— REQUIRED TASK —
Read through the data and report every line in which the word "caption" occurs.
——
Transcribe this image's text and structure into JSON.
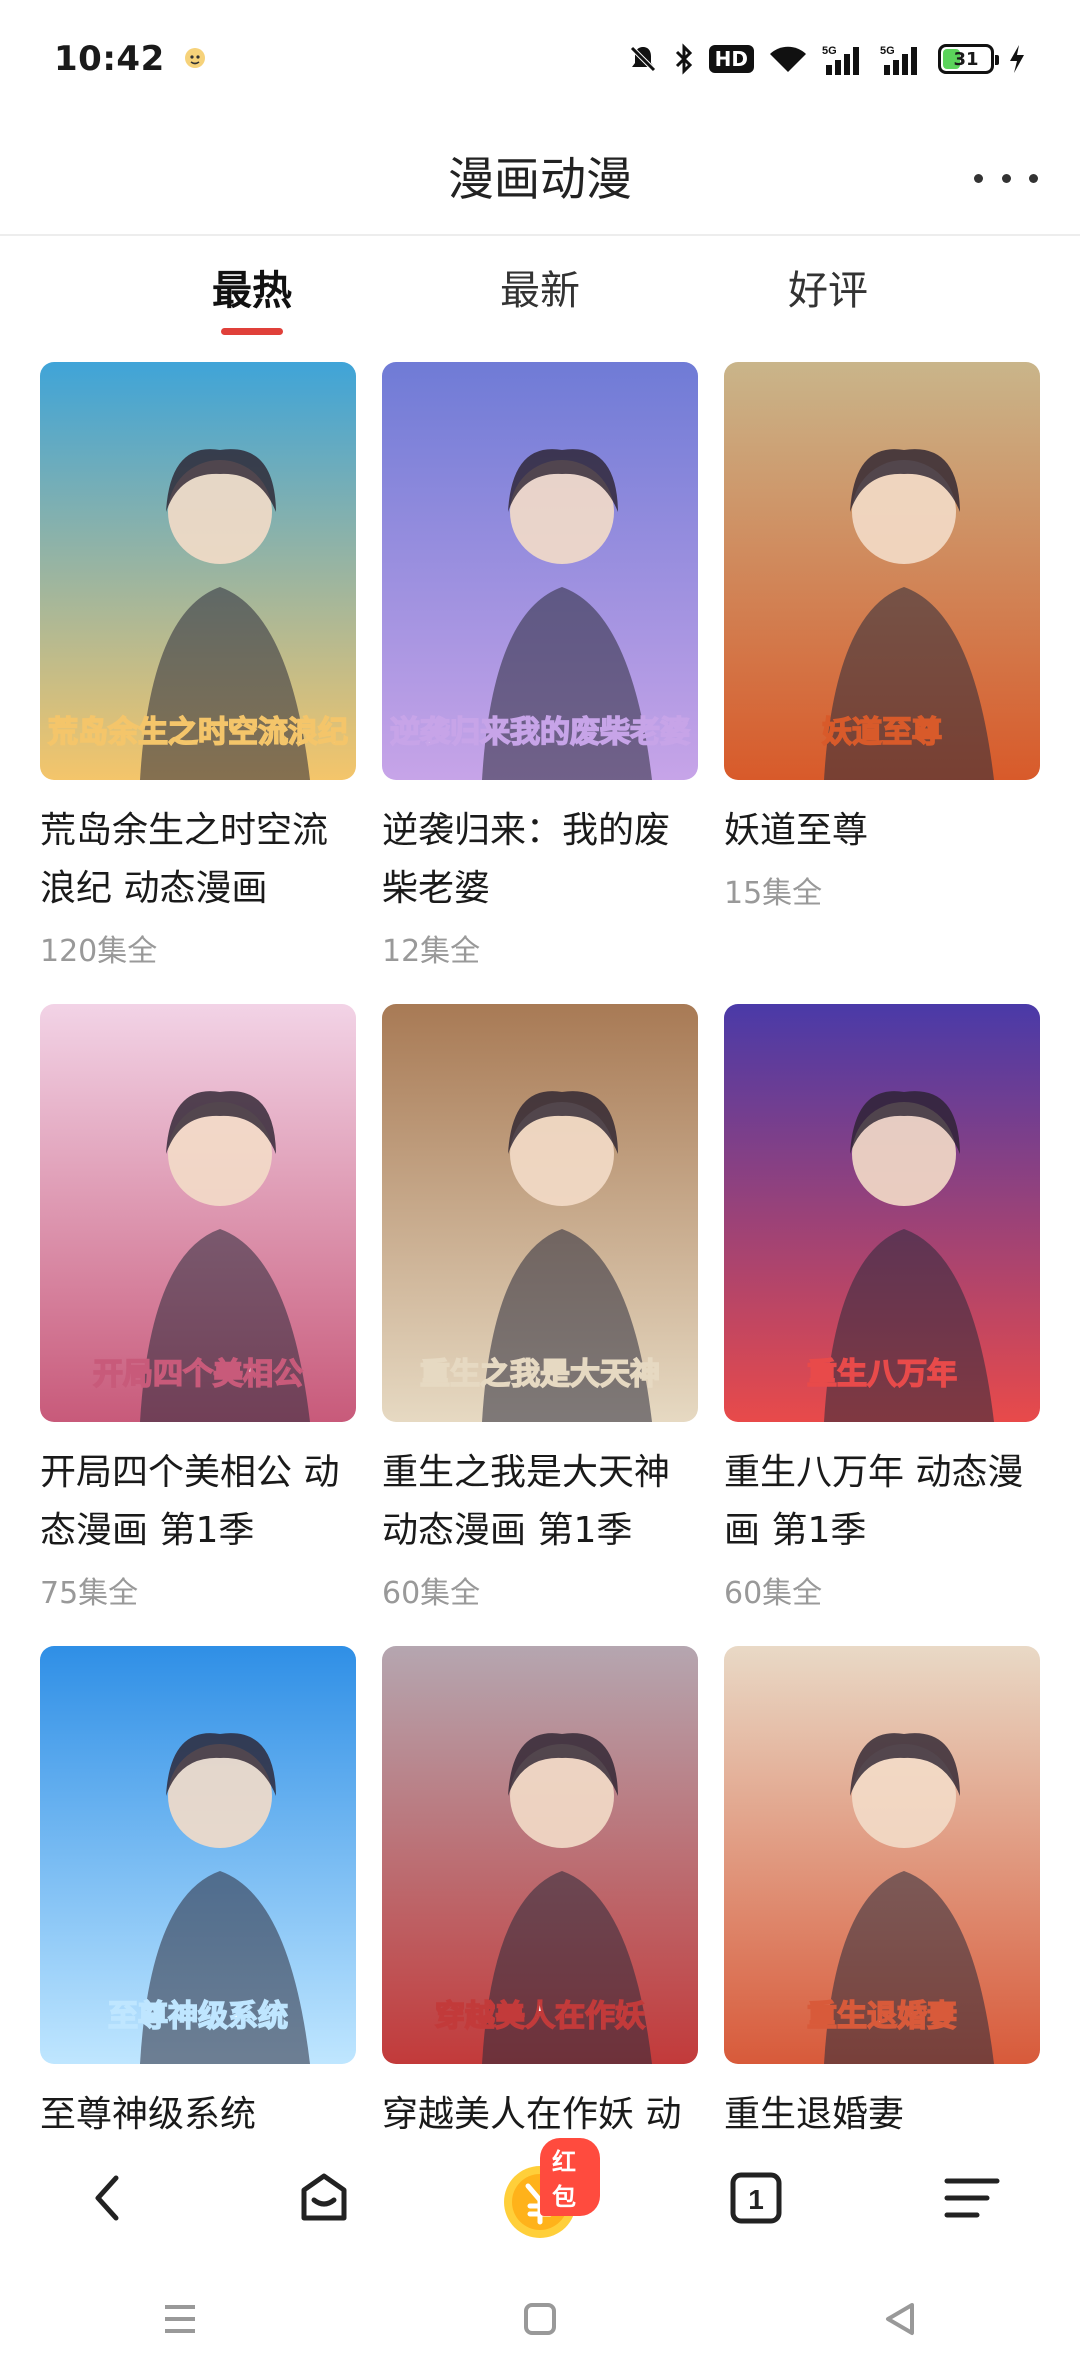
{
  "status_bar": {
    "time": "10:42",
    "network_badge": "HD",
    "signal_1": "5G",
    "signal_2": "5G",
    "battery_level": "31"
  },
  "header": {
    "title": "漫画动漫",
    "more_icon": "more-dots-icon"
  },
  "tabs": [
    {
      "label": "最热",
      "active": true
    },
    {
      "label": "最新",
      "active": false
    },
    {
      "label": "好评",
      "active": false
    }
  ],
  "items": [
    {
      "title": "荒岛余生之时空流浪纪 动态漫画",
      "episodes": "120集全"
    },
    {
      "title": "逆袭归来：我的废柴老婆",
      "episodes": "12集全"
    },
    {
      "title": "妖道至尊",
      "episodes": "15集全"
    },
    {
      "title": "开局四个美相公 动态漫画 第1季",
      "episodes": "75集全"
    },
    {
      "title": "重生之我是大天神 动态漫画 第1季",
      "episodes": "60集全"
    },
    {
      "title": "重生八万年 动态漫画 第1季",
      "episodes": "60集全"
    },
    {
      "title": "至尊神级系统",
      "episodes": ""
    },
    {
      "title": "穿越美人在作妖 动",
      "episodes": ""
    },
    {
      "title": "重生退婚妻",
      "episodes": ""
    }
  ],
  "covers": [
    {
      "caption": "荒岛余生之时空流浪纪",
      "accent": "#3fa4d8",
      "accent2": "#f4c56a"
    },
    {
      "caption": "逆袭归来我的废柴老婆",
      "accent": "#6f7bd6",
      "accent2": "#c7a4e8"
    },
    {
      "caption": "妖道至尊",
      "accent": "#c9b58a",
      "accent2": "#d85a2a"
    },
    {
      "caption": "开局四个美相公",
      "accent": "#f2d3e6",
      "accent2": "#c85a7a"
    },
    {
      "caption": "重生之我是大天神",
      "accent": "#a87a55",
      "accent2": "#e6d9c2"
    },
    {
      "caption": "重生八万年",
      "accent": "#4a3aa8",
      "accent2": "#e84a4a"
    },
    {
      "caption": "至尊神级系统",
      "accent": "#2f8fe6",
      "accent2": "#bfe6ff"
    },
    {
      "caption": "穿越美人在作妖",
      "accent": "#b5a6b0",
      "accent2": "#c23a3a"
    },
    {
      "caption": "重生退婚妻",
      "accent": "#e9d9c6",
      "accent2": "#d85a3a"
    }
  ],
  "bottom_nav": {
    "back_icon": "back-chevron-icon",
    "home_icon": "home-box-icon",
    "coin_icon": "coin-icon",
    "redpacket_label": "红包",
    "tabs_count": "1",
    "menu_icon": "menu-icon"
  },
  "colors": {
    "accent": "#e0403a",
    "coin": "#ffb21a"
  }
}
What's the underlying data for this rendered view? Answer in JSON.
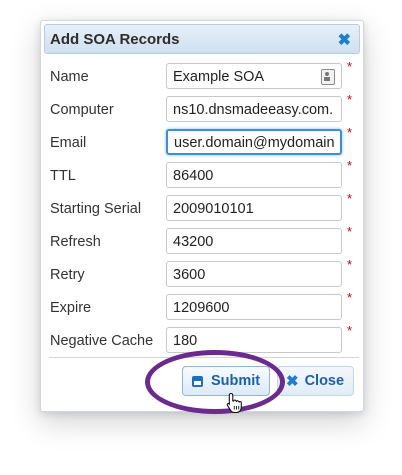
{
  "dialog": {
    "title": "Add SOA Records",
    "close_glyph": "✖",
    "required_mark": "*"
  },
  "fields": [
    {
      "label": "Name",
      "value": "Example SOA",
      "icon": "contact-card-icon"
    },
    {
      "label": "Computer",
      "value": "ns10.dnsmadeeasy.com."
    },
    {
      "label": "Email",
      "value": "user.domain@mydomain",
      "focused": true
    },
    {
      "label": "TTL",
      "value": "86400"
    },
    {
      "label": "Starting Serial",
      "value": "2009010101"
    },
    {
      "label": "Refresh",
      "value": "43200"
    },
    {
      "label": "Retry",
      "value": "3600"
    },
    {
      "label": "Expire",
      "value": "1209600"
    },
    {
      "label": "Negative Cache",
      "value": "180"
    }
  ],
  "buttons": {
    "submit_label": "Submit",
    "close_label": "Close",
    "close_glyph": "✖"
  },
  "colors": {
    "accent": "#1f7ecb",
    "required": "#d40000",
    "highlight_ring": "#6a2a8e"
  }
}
——
— RESPONSE BELOW —
      "caption": "荒岛余生之时空流浪纪",
      "caption": "逆袭归来我的废柴老婆",
      "caption": "妖道至尊",
      "caption": "开局四个美相公",
      "caption": "重生之我是大天神",
      "caption": "重生八万年",
      "caption": "至尊神级系统",
      "caption": "穿越美人在作妖",
      "caption": "重生退婚妻",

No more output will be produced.